Exercise data:
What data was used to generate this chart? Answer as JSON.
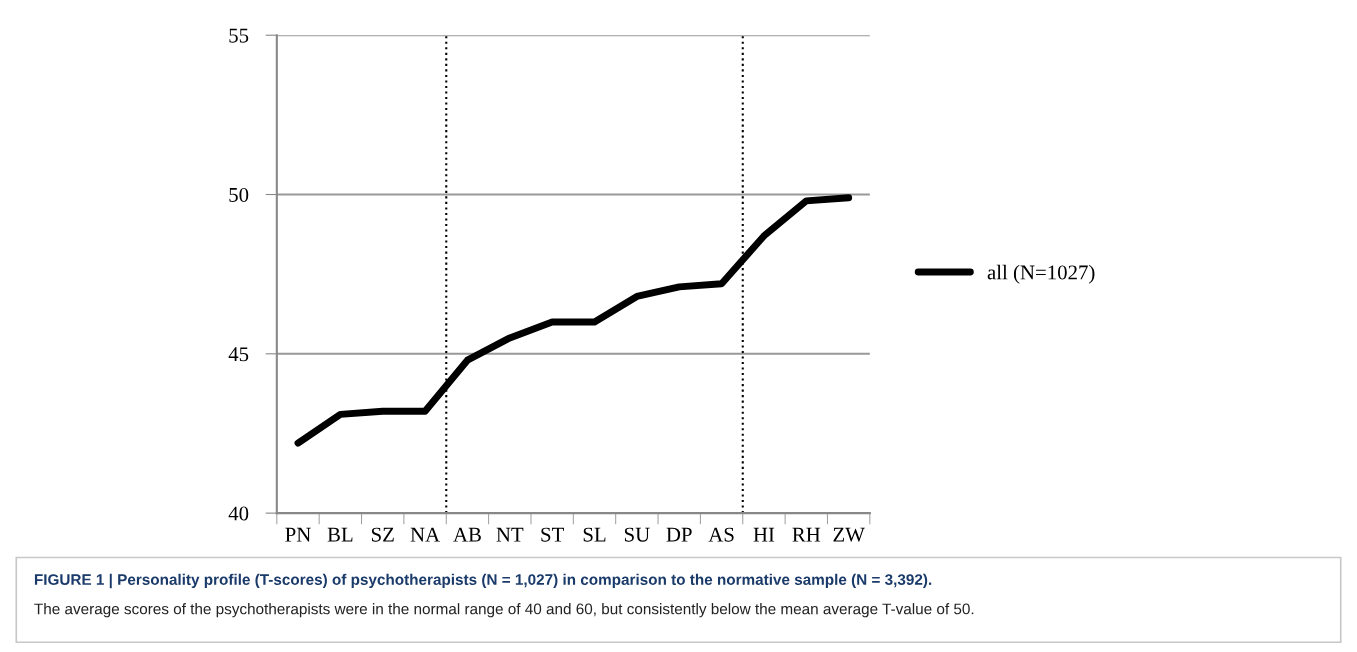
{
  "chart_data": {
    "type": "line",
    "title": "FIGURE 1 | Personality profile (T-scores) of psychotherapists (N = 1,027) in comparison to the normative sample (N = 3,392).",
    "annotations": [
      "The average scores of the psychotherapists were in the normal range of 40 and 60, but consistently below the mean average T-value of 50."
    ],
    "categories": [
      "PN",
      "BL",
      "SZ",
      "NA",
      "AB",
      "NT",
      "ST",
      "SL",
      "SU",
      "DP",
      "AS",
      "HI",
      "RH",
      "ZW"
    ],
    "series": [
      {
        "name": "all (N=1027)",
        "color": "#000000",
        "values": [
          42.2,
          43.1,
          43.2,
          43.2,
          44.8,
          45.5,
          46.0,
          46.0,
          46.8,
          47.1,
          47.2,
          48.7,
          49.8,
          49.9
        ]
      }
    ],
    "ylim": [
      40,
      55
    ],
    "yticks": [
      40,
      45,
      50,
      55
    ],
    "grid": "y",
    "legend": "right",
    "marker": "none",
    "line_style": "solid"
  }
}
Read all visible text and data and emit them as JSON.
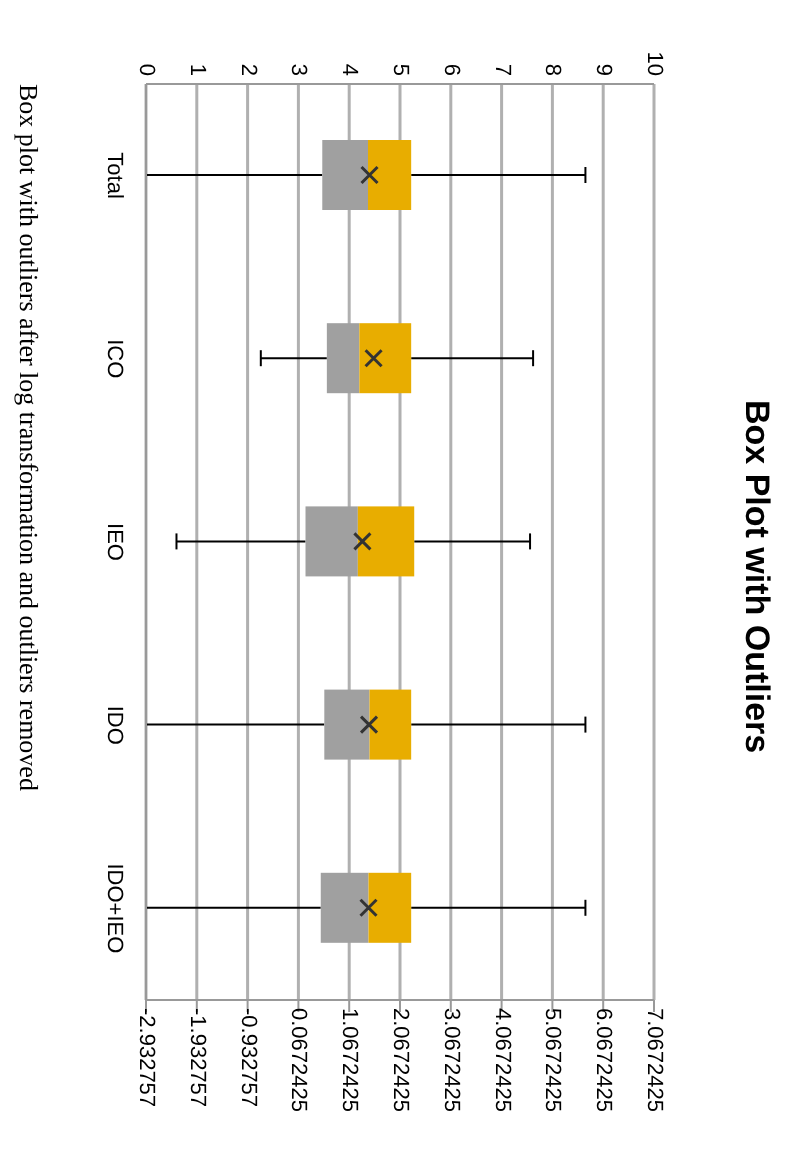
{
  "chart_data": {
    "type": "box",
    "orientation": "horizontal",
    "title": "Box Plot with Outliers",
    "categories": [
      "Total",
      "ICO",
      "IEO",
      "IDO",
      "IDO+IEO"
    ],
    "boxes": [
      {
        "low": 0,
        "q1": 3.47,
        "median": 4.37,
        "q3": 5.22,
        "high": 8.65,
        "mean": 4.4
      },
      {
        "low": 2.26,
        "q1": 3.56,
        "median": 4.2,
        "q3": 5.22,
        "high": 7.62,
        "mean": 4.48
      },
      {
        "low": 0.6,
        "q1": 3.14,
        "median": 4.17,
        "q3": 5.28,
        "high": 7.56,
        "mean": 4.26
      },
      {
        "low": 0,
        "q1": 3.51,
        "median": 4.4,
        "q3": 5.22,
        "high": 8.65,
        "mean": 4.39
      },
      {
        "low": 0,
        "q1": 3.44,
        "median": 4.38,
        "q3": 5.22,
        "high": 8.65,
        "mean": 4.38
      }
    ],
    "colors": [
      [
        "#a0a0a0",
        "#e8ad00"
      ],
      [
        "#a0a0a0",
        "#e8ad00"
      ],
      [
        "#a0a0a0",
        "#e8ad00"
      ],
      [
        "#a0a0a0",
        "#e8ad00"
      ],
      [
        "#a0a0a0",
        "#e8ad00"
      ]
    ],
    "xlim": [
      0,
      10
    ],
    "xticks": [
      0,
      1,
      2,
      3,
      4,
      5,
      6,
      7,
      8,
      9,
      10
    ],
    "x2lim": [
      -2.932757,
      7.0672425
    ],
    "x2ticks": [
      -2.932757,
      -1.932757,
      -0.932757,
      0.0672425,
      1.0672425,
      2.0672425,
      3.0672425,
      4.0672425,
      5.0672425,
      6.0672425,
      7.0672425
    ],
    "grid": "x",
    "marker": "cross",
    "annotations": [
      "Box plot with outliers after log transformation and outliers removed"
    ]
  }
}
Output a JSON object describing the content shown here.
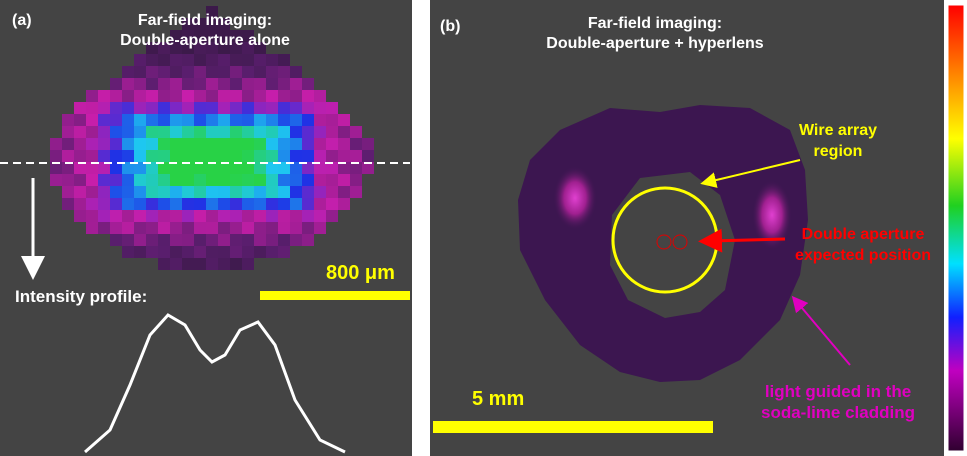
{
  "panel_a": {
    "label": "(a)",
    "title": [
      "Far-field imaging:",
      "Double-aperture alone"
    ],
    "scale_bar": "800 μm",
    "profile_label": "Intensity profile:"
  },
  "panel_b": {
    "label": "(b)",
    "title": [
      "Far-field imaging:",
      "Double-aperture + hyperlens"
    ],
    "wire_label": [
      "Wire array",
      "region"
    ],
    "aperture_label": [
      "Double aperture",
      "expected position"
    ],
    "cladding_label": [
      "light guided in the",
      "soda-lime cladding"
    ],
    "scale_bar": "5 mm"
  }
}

Direction: Without including the pictures, reproduce all entries exactly.

Full response:
What data was used to generate this chart? Answer as JSON.
{
  "chart_data": {
    "type": "line",
    "title": "FIGURE 1 | Personality profile (T-scores) of psychotherapists (N = 1,027) in comparison to the normative sample (N = 3,392).",
    "annotations": [
      "The average scores of the psychotherapists were in the normal range of 40 and 60, but consistently below the mean average T-value of 50."
    ],
    "categories": [
      "PN",
      "BL",
      "SZ",
      "NA",
      "AB",
      "NT",
      "ST",
      "SL",
      "SU",
      "DP",
      "AS",
      "HI",
      "RH",
      "ZW"
    ],
    "series": [
      {
        "name": "all (N=1027)",
        "color": "#000000",
        "values": [
          42.2,
          43.1,
          43.2,
          43.2,
          44.8,
          45.5,
          46.0,
          46.0,
          46.8,
          47.1,
          47.2,
          48.7,
          49.8,
          49.9
        ]
      }
    ],
    "ylim": [
      40,
      55
    ],
    "yticks": [
      40,
      45,
      50,
      55
    ],
    "grid": "y",
    "legend": "right",
    "marker": "none",
    "line_style": "solid"
  }
}
Read all visible text and data and emit them as JSON.
{
  "chart_data": {
    "type": "box",
    "orientation": "horizontal",
    "title": "Box Plot with Outliers",
    "categories": [
      "Total",
      "ICO",
      "IEO",
      "IDO",
      "IDO+IEO"
    ],
    "boxes": [
      {
        "low": 0,
        "q1": 3.47,
        "median": 4.37,
        "q3": 5.22,
        "high": 8.65,
        "mean": 4.4
      },
      {
        "low": 2.26,
        "q1": 3.56,
        "median": 4.2,
        "q3": 5.22,
        "high": 7.62,
        "mean": 4.48
      },
      {
        "low": 0.6,
        "q1": 3.14,
        "median": 4.17,
        "q3": 5.28,
        "high": 7.56,
        "mean": 4.26
      },
      {
        "low": 0,
        "q1": 3.51,
        "median": 4.4,
        "q3": 5.22,
        "high": 8.65,
        "mean": 4.39
      },
      {
        "low": 0,
        "q1": 3.44,
        "median": 4.38,
        "q3": 5.22,
        "high": 8.65,
        "mean": 4.38
      }
    ],
    "colors": [
      [
        "#a0a0a0",
        "#e8ad00"
      ],
      [
        "#a0a0a0",
        "#e8ad00"
      ],
      [
        "#a0a0a0",
        "#e8ad00"
      ],
      [
        "#a0a0a0",
        "#e8ad00"
      ],
      [
        "#a0a0a0",
        "#e8ad00"
      ]
    ],
    "xlim": [
      0,
      10
    ],
    "xticks": [
      0,
      1,
      2,
      3,
      4,
      5,
      6,
      7,
      8,
      9,
      10
    ],
    "x2lim": [
      -2.932757,
      7.0672425
    ],
    "x2ticks": [
      -2.932757,
      -1.932757,
      -0.932757,
      0.0672425,
      1.0672425,
      2.0672425,
      3.0672425,
      4.0672425,
      5.0672425,
      6.0672425,
      7.0672425
    ],
    "grid": "x",
    "marker": "cross",
    "annotations": [
      "Box plot with outliers after log transformation and outliers removed"
    ]
  }
}
Output a JSON object describing the content shown here.
{
  "panel_a": {
    "label": "(a)",
    "title": [
      "Far-field imaging:",
      "Double-aperture alone"
    ],
    "scale_bar": "800 μm",
    "profile_label": "Intensity profile:"
  },
  "panel_b": {
    "label": "(b)",
    "title": [
      "Far-field imaging:",
      "Double-aperture + hyperlens"
    ],
    "wire_label": [
      "Wire array",
      "region"
    ],
    "aperture_label": [
      "Double aperture",
      "expected position"
    ],
    "cladding_label": [
      "light guided in the",
      "soda-lime cladding"
    ],
    "scale_bar": "5 mm"
  }
}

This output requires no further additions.